Directive
Copy out each line containing "книги" from the entries below.

## begin Task inputs

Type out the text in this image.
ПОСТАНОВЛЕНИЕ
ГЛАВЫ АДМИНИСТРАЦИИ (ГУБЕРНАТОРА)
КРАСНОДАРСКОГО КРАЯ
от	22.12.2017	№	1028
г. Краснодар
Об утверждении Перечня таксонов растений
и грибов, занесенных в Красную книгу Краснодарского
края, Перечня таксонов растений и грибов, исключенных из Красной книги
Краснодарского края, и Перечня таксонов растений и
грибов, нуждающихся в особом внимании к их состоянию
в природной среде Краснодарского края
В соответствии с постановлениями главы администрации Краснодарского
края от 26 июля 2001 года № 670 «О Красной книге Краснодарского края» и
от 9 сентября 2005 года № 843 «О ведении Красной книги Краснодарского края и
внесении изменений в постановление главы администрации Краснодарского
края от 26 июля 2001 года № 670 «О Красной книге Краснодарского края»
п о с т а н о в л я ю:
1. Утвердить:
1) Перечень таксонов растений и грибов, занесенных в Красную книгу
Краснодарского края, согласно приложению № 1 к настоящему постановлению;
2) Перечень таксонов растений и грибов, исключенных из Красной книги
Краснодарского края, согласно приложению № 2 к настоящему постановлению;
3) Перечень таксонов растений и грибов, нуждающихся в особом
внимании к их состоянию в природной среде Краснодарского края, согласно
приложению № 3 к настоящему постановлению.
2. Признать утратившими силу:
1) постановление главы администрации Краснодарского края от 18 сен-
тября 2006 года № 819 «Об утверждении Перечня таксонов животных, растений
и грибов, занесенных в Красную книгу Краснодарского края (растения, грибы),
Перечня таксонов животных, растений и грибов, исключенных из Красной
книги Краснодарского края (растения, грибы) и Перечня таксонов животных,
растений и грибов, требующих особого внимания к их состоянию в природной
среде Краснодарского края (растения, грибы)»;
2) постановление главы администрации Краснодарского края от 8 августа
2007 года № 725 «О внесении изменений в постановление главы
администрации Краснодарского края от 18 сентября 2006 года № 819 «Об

## end Task inputs

Response below
края, Перечня таксонов растений и грибов, исключенных из Красной книги
от 9 сентября 2005 года № 843 «О ведении Красной книги Краснодарского края и
2) Перечень таксонов растений и грибов, исключенных из Красной книги
книги Краснодарского края (растения, грибы) и Перечня таксонов животных,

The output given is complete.